─── DATASET EXCERPTS ───

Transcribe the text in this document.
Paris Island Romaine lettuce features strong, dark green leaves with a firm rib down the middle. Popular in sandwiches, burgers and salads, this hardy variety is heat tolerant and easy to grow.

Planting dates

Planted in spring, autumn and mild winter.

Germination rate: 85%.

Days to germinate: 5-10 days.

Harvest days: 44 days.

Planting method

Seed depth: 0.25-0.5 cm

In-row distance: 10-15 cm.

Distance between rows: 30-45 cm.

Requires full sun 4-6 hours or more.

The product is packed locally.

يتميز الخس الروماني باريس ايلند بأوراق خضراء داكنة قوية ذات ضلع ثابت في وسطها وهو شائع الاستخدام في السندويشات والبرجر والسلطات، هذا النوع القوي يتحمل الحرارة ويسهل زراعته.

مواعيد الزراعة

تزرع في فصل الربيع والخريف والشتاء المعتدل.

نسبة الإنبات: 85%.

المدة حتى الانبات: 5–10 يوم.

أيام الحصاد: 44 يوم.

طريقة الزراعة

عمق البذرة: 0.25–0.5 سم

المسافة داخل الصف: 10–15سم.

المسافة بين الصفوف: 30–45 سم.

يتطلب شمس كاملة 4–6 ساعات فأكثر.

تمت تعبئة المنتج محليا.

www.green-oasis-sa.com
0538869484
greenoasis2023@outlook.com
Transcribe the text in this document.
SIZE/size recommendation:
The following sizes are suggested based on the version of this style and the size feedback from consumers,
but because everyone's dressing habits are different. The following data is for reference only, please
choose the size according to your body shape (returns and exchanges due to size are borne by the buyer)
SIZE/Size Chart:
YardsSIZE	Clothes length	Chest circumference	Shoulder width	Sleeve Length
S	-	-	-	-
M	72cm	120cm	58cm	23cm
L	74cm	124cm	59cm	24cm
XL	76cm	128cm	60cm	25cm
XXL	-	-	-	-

───

_SET TASK_. Exactly as shown, repeat every record.

_RESULT OF THIS EXERCISE_.
Transcribe the text in this document.
Paris Island Romaine lettuce features strong, dark green leaves with a firm rib down the middle. Popular in sandwiches, burgers and salads, this hardy variety is heat tolerant and easy to grow.

Planting dates

Planted in spring, autumn and mild winter.

Germination rate: 85%.

Days to germinate: 5-10 days.

Harvest days: 44 days.

Planting method

Seed depth: 0.25-0.5 cm

In-row distance: 10-15 cm.

Distance between rows: 30-45 cm.

Requires full sun 4-6 hours or more.

The product is packed locally.

يتميز الخس الروماني باريس ايلند بأوراق خضراء داكنة قوية ذات ضلع ثابت في وسطها وهو شائع الاستخدام في السندويشات والبرجر والسلطات، هذا النوع القوي يتحمل الحرارة ويسهل زراعته.

مواعيد الزراعة

تزرع في فصل الربيع والخريف والشتاء المعتدل.

نسبة الإنبات: 85%.

المدة حتى الانبات: 5–10 يوم.

أيام الحصاد: 44 يوم.

طريقة الزراعة

عمق البذرة: 0.25–0.5 سم

المسافة داخل الصف: 10–15سم.

المسافة بين الصفوف: 30–45 سم.

يتطلب شمس كاملة 4–6 ساعات فأكثر.

تمت تعبئة المنتج محليا.

www.green-oasis-sa.com
0538869484
greenoasis2023@outlook.com
Transcribe the text in this document.
SIZE/size recommendation:
The following sizes are suggested based on the version of this style and the size feedback from consumers,
but because everyone's dressing habits are different. The following data is for reference only, please
choose the size according to your body shape (returns and exchanges due to size are borne by the buyer)
SIZE/Size Chart:
YardsSIZE	Clothes length	Chest circumference	Shoulder width	Sleeve Length
S	-	-	-	-
M	72cm	120cm	58cm	23cm
L	74cm	124cm	59cm	24cm
XL	76cm	128cm	60cm	25cm
XXL	-	-	-	-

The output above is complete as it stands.